## BRIEF:
Search the data below for the string "this". Extract every line that contains it.

## GIVEN RECORDS:

## Start

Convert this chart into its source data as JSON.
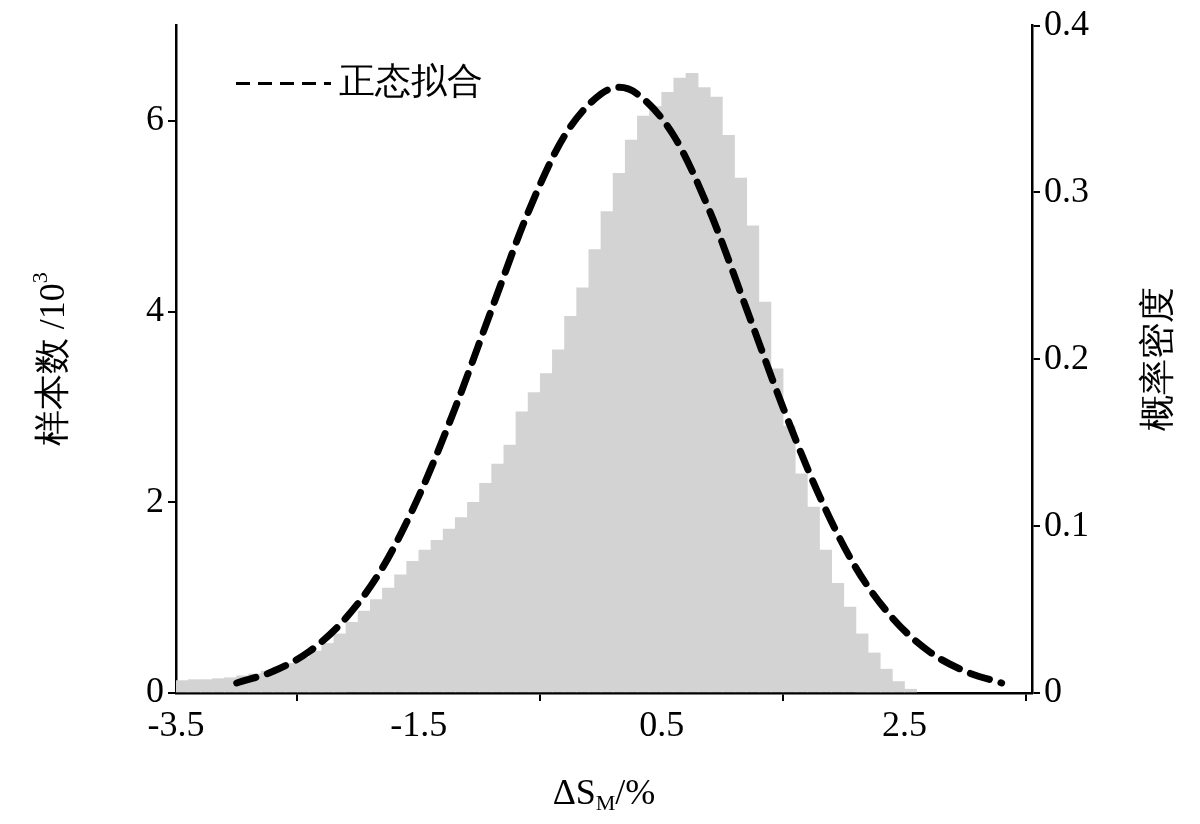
{
  "chart_data": {
    "type": "histogram",
    "xlabel": "ΔS$_{M}$/%",
    "ylabel": "样本数 /10$^{3}$",
    "y2label": "概率密度",
    "bins": [
      -3.5,
      -3.4,
      -3.3,
      -3.2,
      -3.1,
      -3.0,
      -2.9,
      -2.8,
      -2.7,
      -2.6,
      -2.5,
      -2.4,
      -2.3,
      -2.2,
      -2.1,
      -2.0,
      -1.9,
      -1.8,
      -1.7,
      -1.6,
      -1.5,
      -1.4,
      -1.3,
      -1.2,
      -1.1,
      -1.0,
      -0.9,
      -0.8,
      -0.7,
      -0.6,
      -0.5,
      -0.4,
      -0.3,
      -0.2,
      -0.1,
      0.0,
      0.1,
      0.2,
      0.3,
      0.4,
      0.5,
      0.6,
      0.7,
      0.8,
      0.9,
      1.0,
      1.1,
      1.2,
      1.3,
      1.4,
      1.5,
      1.6,
      1.7,
      1.8,
      1.9,
      2.0,
      2.1,
      2.2,
      2.3,
      2.4,
      2.5,
      2.6
    ],
    "values": [
      0.13,
      0.14,
      0.14,
      0.15,
      0.16,
      0.18,
      0.2,
      0.23,
      0.27,
      0.31,
      0.37,
      0.44,
      0.52,
      0.62,
      0.74,
      0.86,
      0.98,
      1.1,
      1.24,
      1.38,
      1.5,
      1.6,
      1.72,
      1.84,
      2.0,
      2.2,
      2.4,
      2.6,
      2.95,
      3.15,
      3.35,
      3.6,
      3.95,
      4.25,
      4.65,
      5.05,
      5.45,
      5.8,
      6.05,
      6.15,
      6.3,
      6.45,
      6.5,
      6.35,
      6.25,
      5.85,
      5.4,
      4.9,
      4.1,
      3.4,
      2.8,
      2.3,
      1.95,
      1.5,
      1.15,
      0.9,
      0.62,
      0.42,
      0.25,
      0.12,
      0.04
    ],
    "color": "#d3d3d3",
    "series": [
      {
        "name": "正态拟合",
        "type": "line",
        "axis": "y2",
        "color": "#000000",
        "line_style": "dashed",
        "x": [
          -3.0,
          -2.7,
          -2.4,
          -2.1,
          -1.8,
          -1.5,
          -1.2,
          -0.9,
          -0.6,
          -0.3,
          0.0,
          0.15,
          0.3,
          0.6,
          0.9,
          1.2,
          1.5,
          1.8,
          2.1,
          2.4,
          2.7,
          3.0,
          3.3
        ],
        "values": [
          0.006,
          0.013,
          0.025,
          0.045,
          0.075,
          0.118,
          0.171,
          0.23,
          0.288,
          0.334,
          0.359,
          0.363,
          0.359,
          0.334,
          0.288,
          0.23,
          0.171,
          0.118,
          0.075,
          0.045,
          0.025,
          0.013,
          0.006
        ]
      }
    ],
    "xlim": [
      -3.5,
      3.55
    ],
    "xticks": [
      -3.5,
      -1.5,
      0.5,
      2.5
    ],
    "ylim": [
      0,
      7
    ],
    "yticks": [
      0,
      2,
      4,
      6
    ],
    "y2lim": [
      0,
      0.4
    ],
    "y2ticks": [
      0,
      0.1,
      0.2,
      0.3,
      0.4
    ],
    "legend": "top left",
    "grid": false
  }
}
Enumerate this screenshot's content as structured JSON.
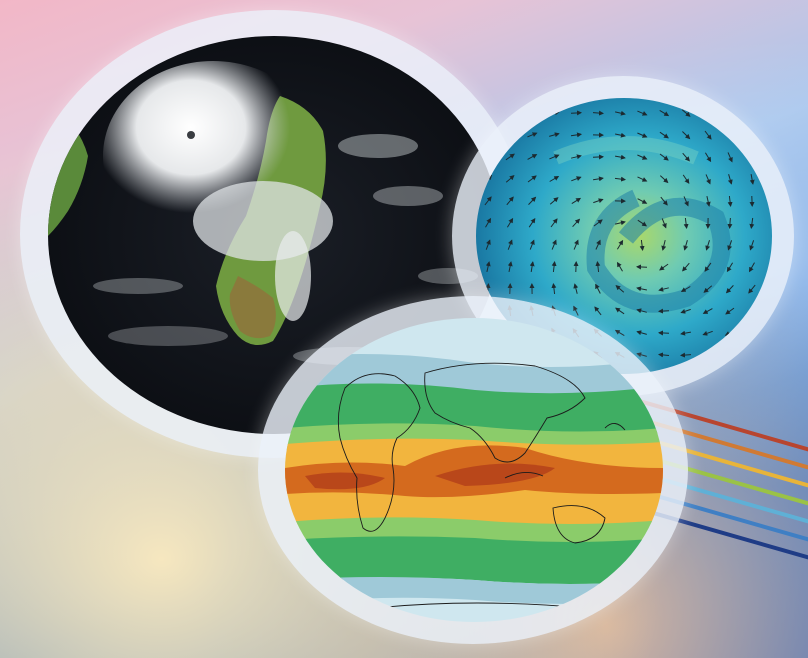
{
  "scene": {
    "image_1": "satellite-view-of-cyclone-over-madagascar",
    "image_2": "wind-vector-field-over-swirling-ocean",
    "image_3": "global-climate-zone-map"
  },
  "palette": {
    "sky_top": "#2a63bf",
    "sky_pink": "#f2b7c7",
    "sunset": "#ffd9a8",
    "ring": "#ecf2fa",
    "stripes": [
      "#b8452f",
      "#d07a34",
      "#e8b43a",
      "#9ac246",
      "#5fb0d6",
      "#3f7fc4",
      "#1f3c86"
    ]
  }
}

## End

## RESULT:
Convert this chart into its source data as JSON.
Enumerate this screenshot's content as structured JSON.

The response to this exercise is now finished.